● **A block of data**:

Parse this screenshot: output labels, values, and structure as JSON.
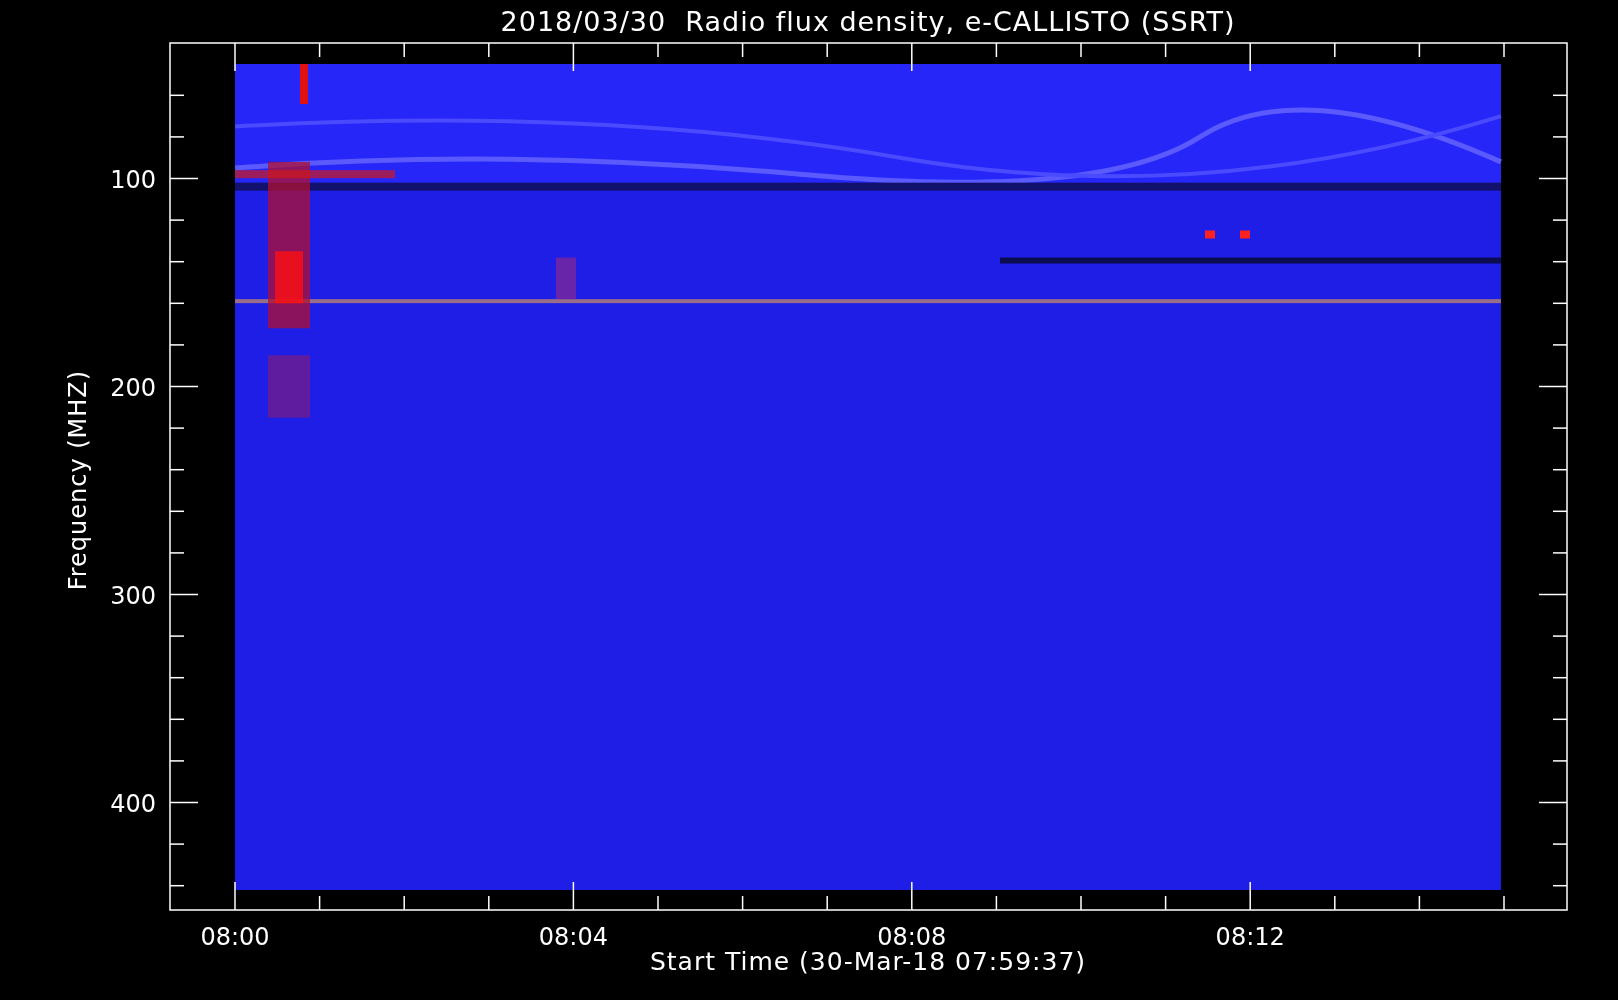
{
  "title": "2018/03/30  Radio flux density, e-CALLISTO (SSRT)",
  "y_axis": {
    "label": "Frequency (MHZ)",
    "ticks": [
      {
        "label": "100"
      },
      {
        "label": "200"
      },
      {
        "label": "300"
      },
      {
        "label": "400"
      }
    ]
  },
  "x_axis": {
    "label": "Start Time (30-Mar-18 07:59:37)",
    "ticks": [
      {
        "label": "08:00"
      },
      {
        "label": "08:04"
      },
      {
        "label": "08:08"
      },
      {
        "label": "08:12"
      }
    ]
  }
}
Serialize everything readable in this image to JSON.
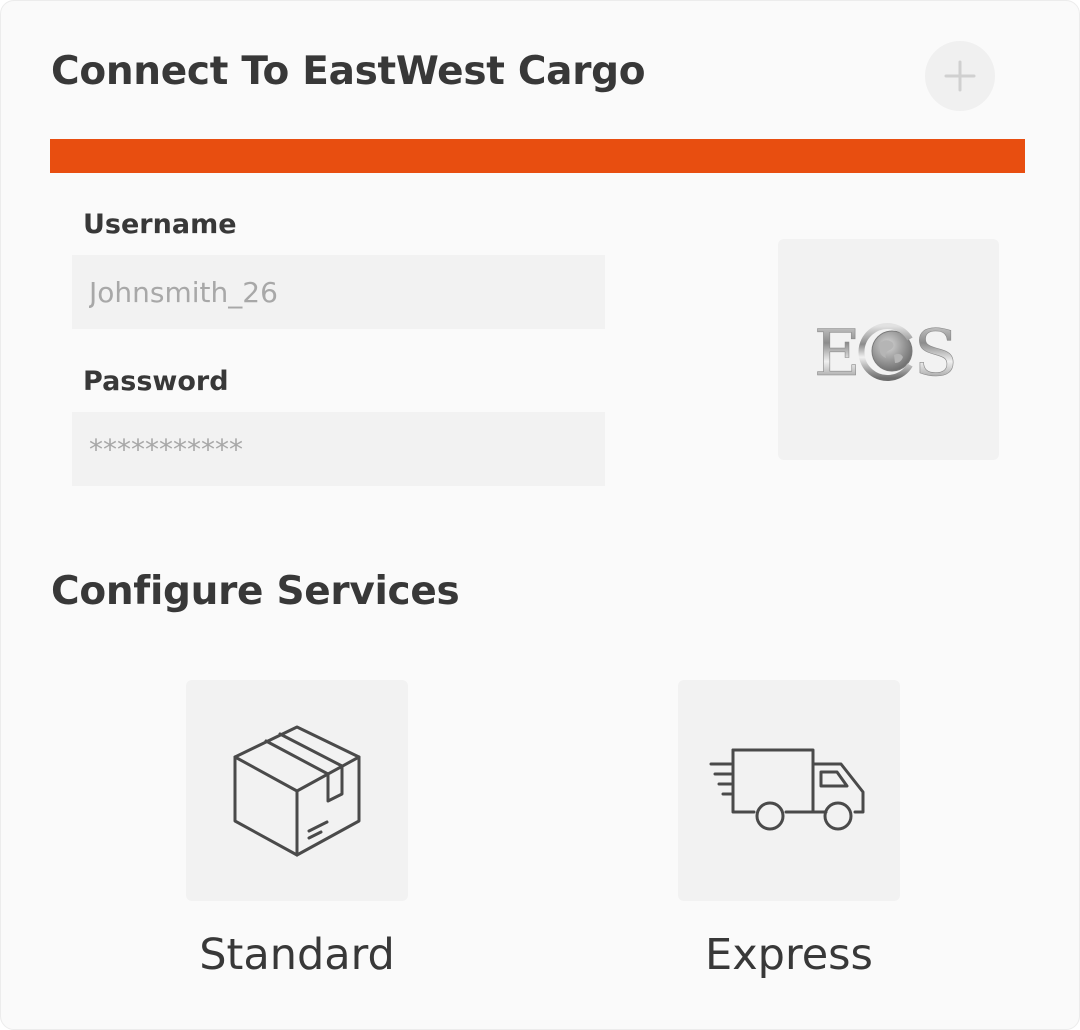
{
  "connect": {
    "title": "Connect To EastWest Cargo",
    "add_icon": "plus-icon",
    "accent_color": "#e84e10"
  },
  "credentials": {
    "username": {
      "label": "Username",
      "value": "Johnsmith_26"
    },
    "password": {
      "label": "Password",
      "value": "***********"
    }
  },
  "logo": {
    "text": "ECS",
    "description_icon": "globe-icon"
  },
  "services": {
    "title": "Configure Services",
    "items": [
      {
        "label": "Standard",
        "icon": "package-box-icon"
      },
      {
        "label": "Express",
        "icon": "delivery-truck-icon"
      }
    ]
  }
}
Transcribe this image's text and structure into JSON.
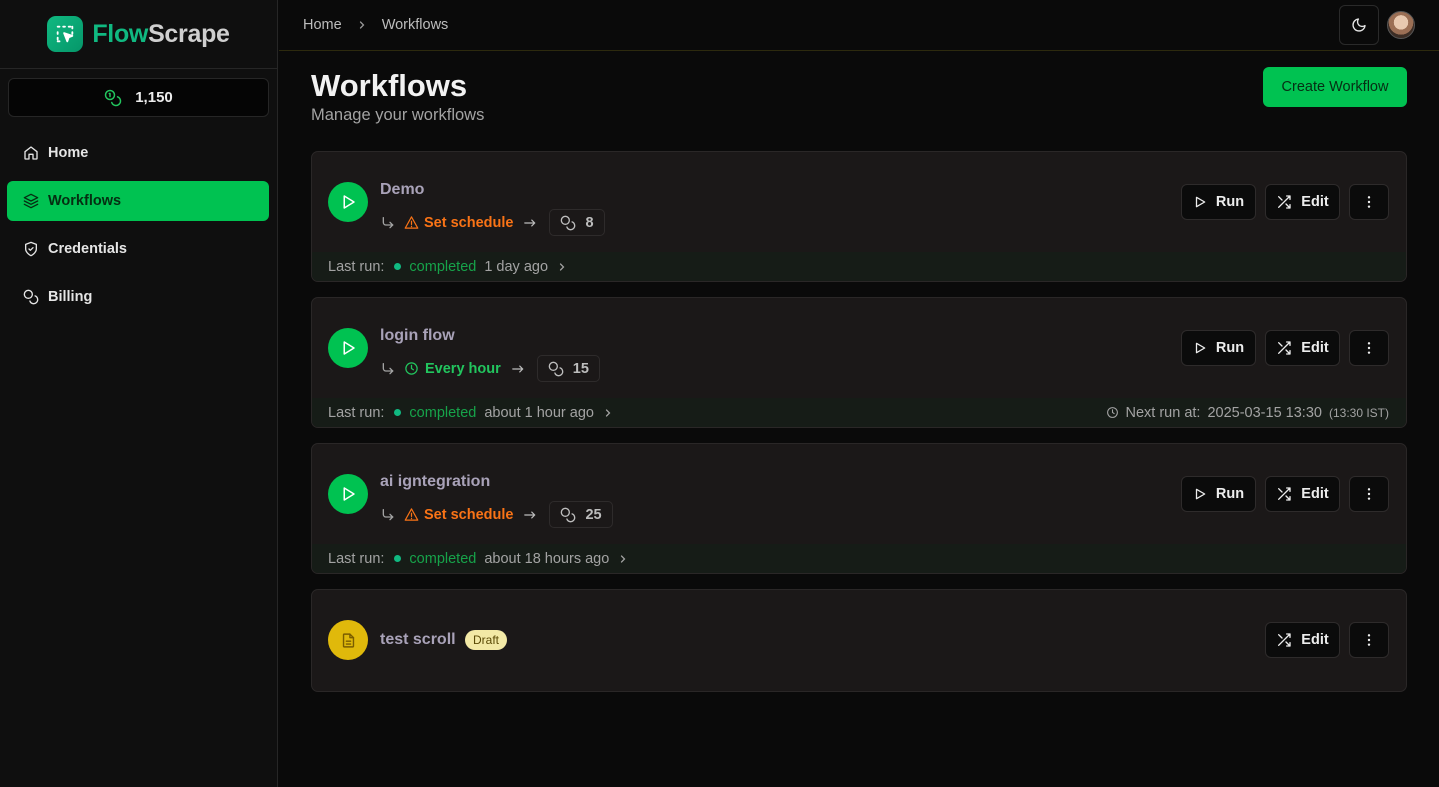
{
  "app": {
    "name_part1": "Flow",
    "name_part2": "Scrape"
  },
  "credits": {
    "value": "1,150"
  },
  "sidebar": {
    "items": [
      {
        "label": "Home",
        "icon": "home-icon",
        "active": false
      },
      {
        "label": "Workflows",
        "icon": "layers-icon",
        "active": true
      },
      {
        "label": "Credentials",
        "icon": "shield-icon",
        "active": false
      },
      {
        "label": "Billing",
        "icon": "coins-icon",
        "active": false
      }
    ]
  },
  "breadcrumb": {
    "home": "Home",
    "current": "Workflows"
  },
  "page": {
    "title": "Workflows",
    "subtitle": "Manage your workflows",
    "create_label": "Create Workflow"
  },
  "labels": {
    "run": "Run",
    "edit": "Edit",
    "last_run": "Last run:",
    "next_run": "Next run at:"
  },
  "colors": {
    "accent": "#00c251",
    "warning": "#f97316",
    "draft": "#e0b90b",
    "background": "#0a0a0a"
  },
  "workflows": [
    {
      "name": "Demo",
      "schedule": "Set schedule",
      "schedule_set": false,
      "credits": "8",
      "status": "completed",
      "last_run": "1 day ago"
    },
    {
      "name": "login flow",
      "schedule": "Every hour",
      "schedule_set": true,
      "credits": "15",
      "status": "completed",
      "last_run": "about 1 hour ago",
      "next_run": "2025-03-15 13:30",
      "next_run_tz": "(13:30 IST)"
    },
    {
      "name": "ai igntegration",
      "schedule": "Set schedule",
      "schedule_set": false,
      "credits": "25",
      "status": "completed",
      "last_run": "about 18 hours ago"
    },
    {
      "name": "test scroll",
      "badge": "Draft"
    }
  ]
}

● **WHAT THIS TASK INVOLVES**: State how many lines above include the word "credits", and nothing more.

● **TASK ANSWER**: 4